(Items from a figure collection)
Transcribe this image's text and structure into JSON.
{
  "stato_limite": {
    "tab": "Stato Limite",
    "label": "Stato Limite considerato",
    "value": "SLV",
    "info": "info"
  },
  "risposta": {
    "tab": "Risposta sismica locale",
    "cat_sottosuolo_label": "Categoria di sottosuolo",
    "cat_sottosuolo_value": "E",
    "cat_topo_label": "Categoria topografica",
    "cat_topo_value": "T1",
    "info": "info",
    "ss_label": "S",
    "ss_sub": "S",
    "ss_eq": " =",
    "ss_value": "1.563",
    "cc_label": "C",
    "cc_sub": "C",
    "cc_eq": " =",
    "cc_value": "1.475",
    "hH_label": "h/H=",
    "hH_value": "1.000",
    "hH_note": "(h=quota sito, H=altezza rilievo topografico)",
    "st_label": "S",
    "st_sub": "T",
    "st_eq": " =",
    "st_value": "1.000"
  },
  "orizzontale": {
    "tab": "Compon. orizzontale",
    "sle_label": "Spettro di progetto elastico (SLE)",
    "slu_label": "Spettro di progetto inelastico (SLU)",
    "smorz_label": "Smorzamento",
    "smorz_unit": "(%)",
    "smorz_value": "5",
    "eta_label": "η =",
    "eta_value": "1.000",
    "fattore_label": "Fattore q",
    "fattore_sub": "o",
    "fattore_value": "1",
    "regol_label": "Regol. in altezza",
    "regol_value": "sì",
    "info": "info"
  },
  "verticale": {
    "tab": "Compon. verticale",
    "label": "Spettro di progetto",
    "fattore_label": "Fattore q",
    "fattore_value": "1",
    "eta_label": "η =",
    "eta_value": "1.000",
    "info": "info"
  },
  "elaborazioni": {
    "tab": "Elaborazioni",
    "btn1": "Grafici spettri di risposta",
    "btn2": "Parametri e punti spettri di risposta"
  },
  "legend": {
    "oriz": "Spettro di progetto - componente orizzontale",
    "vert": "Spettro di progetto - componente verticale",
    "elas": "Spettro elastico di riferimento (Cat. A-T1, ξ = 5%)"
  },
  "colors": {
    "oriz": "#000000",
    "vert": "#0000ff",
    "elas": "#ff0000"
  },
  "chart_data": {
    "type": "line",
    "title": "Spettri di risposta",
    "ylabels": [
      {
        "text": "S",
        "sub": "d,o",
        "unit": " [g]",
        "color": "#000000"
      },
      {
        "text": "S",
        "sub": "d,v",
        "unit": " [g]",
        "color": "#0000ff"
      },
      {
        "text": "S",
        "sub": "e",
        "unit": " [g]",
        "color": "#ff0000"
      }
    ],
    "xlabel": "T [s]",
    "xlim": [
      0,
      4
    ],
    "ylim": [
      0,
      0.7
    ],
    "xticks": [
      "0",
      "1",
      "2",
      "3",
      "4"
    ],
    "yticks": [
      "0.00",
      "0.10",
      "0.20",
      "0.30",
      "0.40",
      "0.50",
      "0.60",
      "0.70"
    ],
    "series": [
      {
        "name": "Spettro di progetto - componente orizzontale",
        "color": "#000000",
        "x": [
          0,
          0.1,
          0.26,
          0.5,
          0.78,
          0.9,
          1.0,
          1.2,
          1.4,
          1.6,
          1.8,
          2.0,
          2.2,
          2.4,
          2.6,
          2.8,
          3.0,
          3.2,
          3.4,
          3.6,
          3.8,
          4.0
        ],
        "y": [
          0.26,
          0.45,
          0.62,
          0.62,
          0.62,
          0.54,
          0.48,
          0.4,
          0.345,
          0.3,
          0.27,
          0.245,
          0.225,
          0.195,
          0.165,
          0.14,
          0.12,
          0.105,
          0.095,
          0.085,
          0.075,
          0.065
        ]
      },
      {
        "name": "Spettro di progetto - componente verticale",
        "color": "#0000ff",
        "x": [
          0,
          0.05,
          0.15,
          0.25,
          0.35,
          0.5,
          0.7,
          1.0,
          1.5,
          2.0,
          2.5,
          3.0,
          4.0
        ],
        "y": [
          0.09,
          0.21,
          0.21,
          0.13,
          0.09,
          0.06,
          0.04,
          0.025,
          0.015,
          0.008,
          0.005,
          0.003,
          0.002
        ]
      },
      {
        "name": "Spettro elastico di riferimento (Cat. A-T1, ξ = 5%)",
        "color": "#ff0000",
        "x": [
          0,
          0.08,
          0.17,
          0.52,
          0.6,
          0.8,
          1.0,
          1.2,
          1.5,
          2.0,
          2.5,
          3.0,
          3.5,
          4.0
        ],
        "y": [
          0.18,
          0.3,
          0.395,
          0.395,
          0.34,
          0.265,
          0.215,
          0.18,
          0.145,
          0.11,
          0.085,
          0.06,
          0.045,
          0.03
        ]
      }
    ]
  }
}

§ AIM OF THE EXERCISE:
Every line holding "orizzontale" should be copied out.

§ FULL SOLUTION:
  "orizzontale": {
    "tab": "Compon. orizzontale",
    "oriz": "Spettro di progetto - componente orizzontale",
        "name": "Spettro di progetto - componente orizzontale",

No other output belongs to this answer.